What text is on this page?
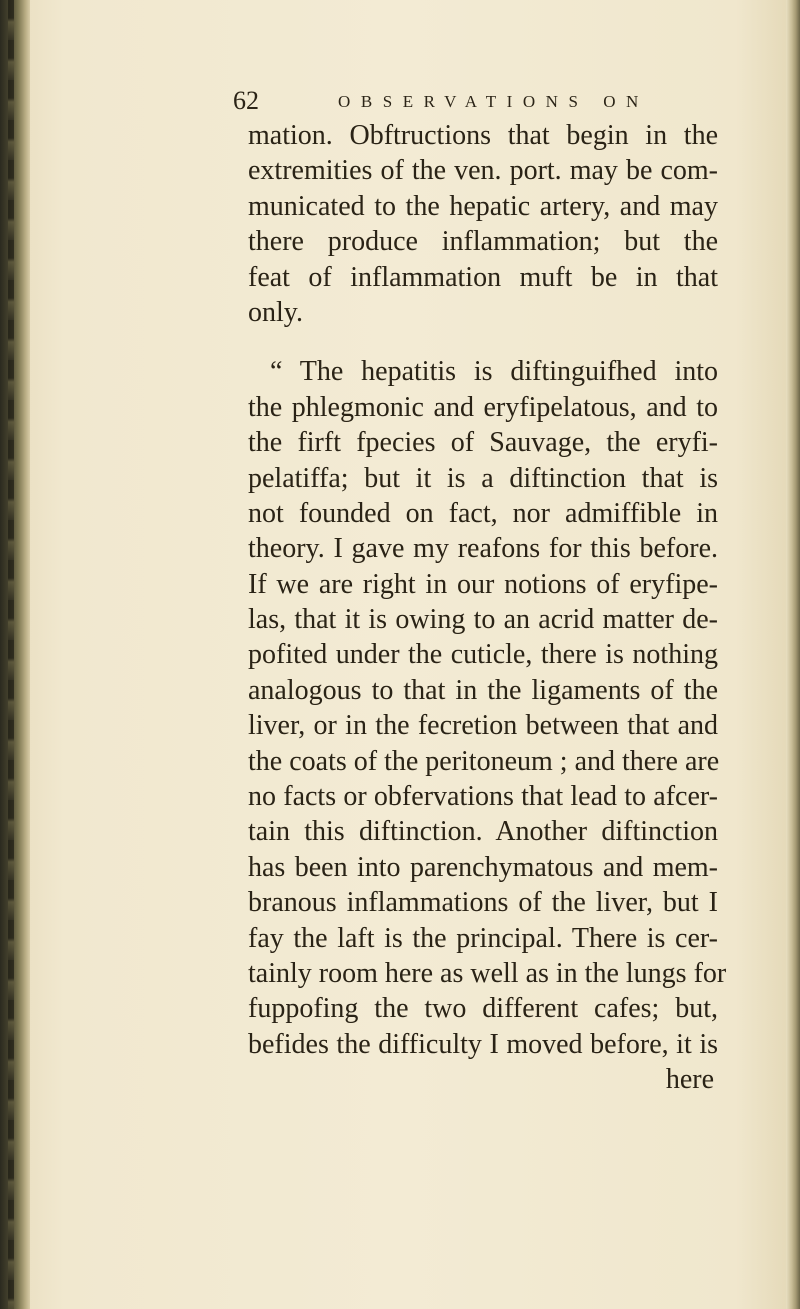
62	OBSERVATIONS ON
mation. Obftructions that begin in the
extremities of the ven. port. may be com-
municated to the hepatic artery, and may
there produce inflammation; but the
feat of inflammation muft be in that
only.
“ The hepatitis is diftinguifhed into
the phlegmonic and eryfipelatous, and to
the firft fpecies of Sauvage, the eryfi-
pelatiffa; but it is a diftinction that is
not founded on fact, nor admiffible in
theory. I gave my reafons for this before.
If we are right in our notions of eryfipe-
las, that it is owing to an acrid matter de-
pofited under the cuticle, there is nothing
analogous to that in the ligaments of the
liver, or in the fecretion between that and
the coats of the peritoneum ; and there are
no facts or obfervations that lead to afcer-
tain this diftinction. Another diftinction
has been into parenchymatous and mem-
branous inflammations of the liver, but I
fay the laft is the principal. There is cer-
tainly room here as well as in the lungs for
fuppofing the two different cafes; but,
befides the difficulty I moved before, it is
here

[Problem to work on] Print out the material word for word, omitting the pictures.

[Answer to the exercise]
What text is on this page?
62	OBSERVATIONS ON
mation. Obftructions that begin in the
extremities of the ven. port. may be com-
municated to the hepatic artery, and may
there produce inflammation; but the
feat of inflammation muft be in that
only.
“ The hepatitis is diftinguifhed into
the phlegmonic and eryfipelatous, and to
the firft fpecies of Sauvage, the eryfi-
pelatiffa; but it is a diftinction that is
not founded on fact, nor admiffible in
theory. I gave my reafons for this before.
If we are right in our notions of eryfipe-
las, that it is owing to an acrid matter de-
pofited under the cuticle, there is nothing
analogous to that in the ligaments of the
liver, or in the fecretion between that and
the coats of the peritoneum ; and there are
no facts or obfervations that lead to afcer-
tain this diftinction. Another diftinction
has been into parenchymatous and mem-
branous inflammations of the liver, but I
fay the laft is the principal. There is cer-
tainly room here as well as in the lungs for
fuppofing the two different cafes; but,
befides the difficulty I moved before, it is
here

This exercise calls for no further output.